Written instruction – Extract, from the records beneath this instruction, each line that contains the word "Uygulamalı".

Supplied records –
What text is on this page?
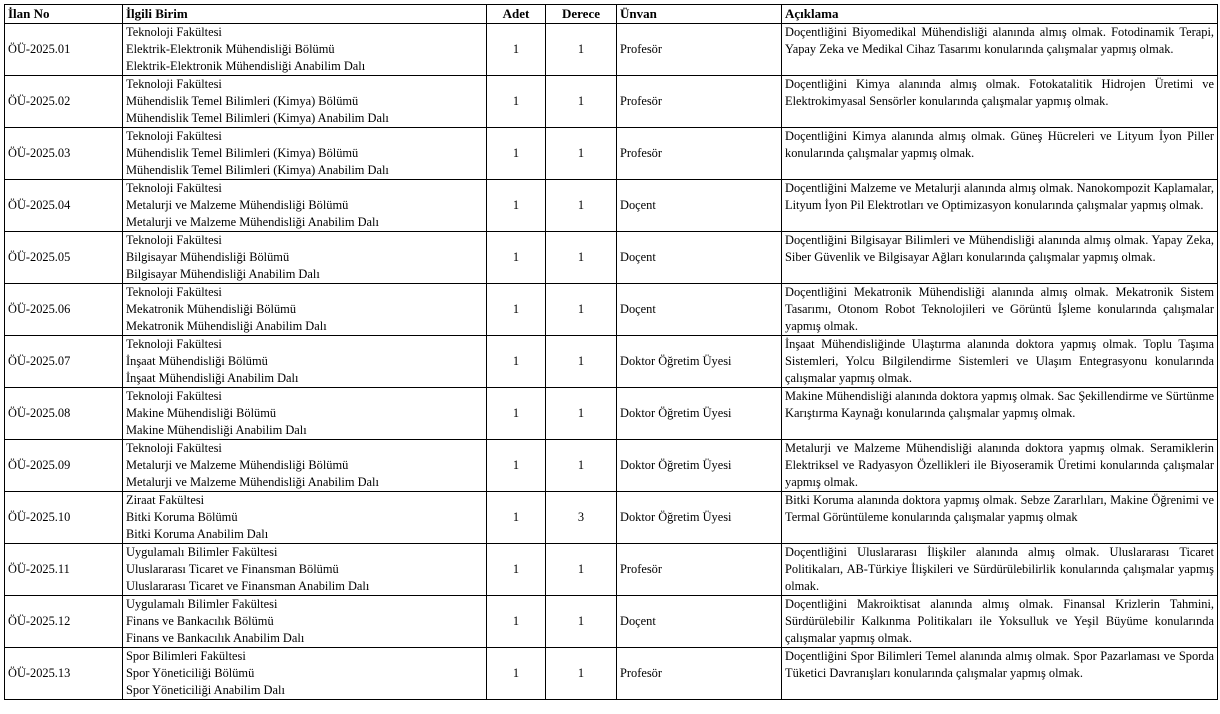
İlan No	İlgili Birim	Adet	Derece	Ünvan	Açıklama
ÖÜ-2025.01	Teknoloji Fakültesi
Elektrik-Elektronik Mühendisliği Bölümü
Elektrik-Elektronik Mühendisliği Anabilim Dalı	1	1	Profesör	Doçentliğini Biyomedikal Mühendisliği alanında almış olmak. Fotodinamik Terapi, Yapay Zeka ve Medikal Cihaz Tasarımı konularında çalışmalar yapmış olmak.
ÖÜ-2025.02	Teknoloji Fakültesi
Mühendislik Temel Bilimleri (Kimya) Bölümü
Mühendislik Temel Bilimleri (Kimya) Anabilim Dalı	1	1	Profesör	Doçentliğini Kimya alanında almış olmak. Fotokatalitik Hidrojen Üretimi ve Elektrokimyasal Sensörler konularında çalışmalar yapmış olmak.
ÖÜ-2025.03	Teknoloji Fakültesi
Mühendislik Temel Bilimleri (Kimya) Bölümü
Mühendislik Temel Bilimleri (Kimya) Anabilim Dalı	1	1	Profesör	Doçentliğini Kimya alanında almış olmak. Güneş Hücreleri ve Lityum İyon Piller konularında çalışmalar yapmış olmak.
ÖÜ-2025.04	Teknoloji Fakültesi
Metalurji ve Malzeme Mühendisliği Bölümü
Metalurji ve Malzeme Mühendisliği Anabilim Dalı	1	1	Doçent	Doçentliğini Malzeme ve Metalurji alanında almış olmak. Nanokompozit Kaplamalar, Lityum İyon Pil Elektrotları ve Optimizasyon konularında çalışmalar yapmış olmak.
ÖÜ-2025.05	Teknoloji Fakültesi
Bilgisayar Mühendisliği Bölümü
Bilgisayar Mühendisliği Anabilim Dalı	1	1	Doçent	Doçentliğini Bilgisayar Bilimleri ve Mühendisliği alanında almış olmak. Yapay Zeka, Siber Güvenlik ve Bilgisayar Ağları konularında çalışmalar yapmış olmak.
ÖÜ-2025.06	Teknoloji Fakültesi
Mekatronik Mühendisliği Bölümü
Mekatronik Mühendisliği Anabilim Dalı	1	1	Doçent	Doçentliğini Mekatronik Mühendisliği alanında almış olmak. Mekatronik Sistem Tasarımı, Otonom Robot Teknolojileri ve Görüntü İşleme konularında çalışmalar yapmış olmak.
ÖÜ-2025.07	Teknoloji Fakültesi
İnşaat Mühendisliği Bölümü
İnşaat Mühendisliği Anabilim Dalı	1	1	Doktor Öğretim Üyesi	İnşaat Mühendisliğinde Ulaştırma alanında doktora yapmış olmak. Toplu Taşıma Sistemleri, Yolcu Bilgilendirme Sistemleri ve Ulaşım Entegrasyonu konularında çalışmalar yapmış olmak.
ÖÜ-2025.08	Teknoloji Fakültesi
Makine Mühendisliği Bölümü
Makine Mühendisliği Anabilim Dalı	1	1	Doktor Öğretim Üyesi	Makine Mühendisliği alanında doktora yapmış olmak. Sac Şekillendirme ve Sürtünme Karıştırma Kaynağı konularında çalışmalar yapmış olmak.
ÖÜ-2025.09	Teknoloji Fakültesi
Metalurji ve Malzeme Mühendisliği Bölümü
Metalurji ve Malzeme Mühendisliği Anabilim Dalı	1	1	Doktor Öğretim Üyesi	Metalurji ve Malzeme Mühendisliği alanında doktora yapmış olmak. Seramiklerin Elektriksel ve Radyasyon Özellikleri ile Biyoseramik Üretimi konularında çalışmalar yapmış olmak.
ÖÜ-2025.10	Ziraat Fakültesi
Bitki Koruma Bölümü
Bitki Koruma Anabilim Dalı	1	3	Doktor Öğretim Üyesi	Bitki Koruma alanında doktora yapmış olmak. Sebze Zararlıları, Makine Öğrenimi ve Termal Görüntüleme konularında çalışmalar yapmış olmak
ÖÜ-2025.11	Uygulamalı Bilimler Fakültesi
Uluslararası Ticaret ve Finansman Bölümü
Uluslararası Ticaret ve Finansman Anabilim Dalı	1	1	Profesör	Doçentliğini Uluslararası İlişkiler alanında almış olmak. Uluslararası Ticaret Politikaları, AB-Türkiye İlişkileri ve Sürdürülebilirlik konularında çalışmalar yapmış olmak.
ÖÜ-2025.12	Uygulamalı Bilimler Fakültesi
Finans ve Bankacılık Bölümü
Finans ve Bankacılık Anabilim Dalı	1	1	Doçent	Doçentliğini Makroiktisat alanında almış olmak. Finansal Krizlerin Tahmini, Sürdürülebilir Kalkınma Politikaları ile Yoksulluk ve Yeşil Büyüme konularında çalışmalar yapmış olmak.
ÖÜ-2025.13	Spor Bilimleri Fakültesi
Spor Yöneticiliği Bölümü
Spor Yöneticiliği Anabilim Dalı	1	1	Profesör	Doçentliğini Spor Bilimleri Temel alanında almış olmak. Spor Pazarlaması ve Sporda Tüketici Davranışları konularında çalışmalar yapmış olmak.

Solution –
ÖÜ-2025.11	Uygulamalı Bilimler Fakültesi
ÖÜ-2025.12	Uygulamalı Bilimler Fakültesi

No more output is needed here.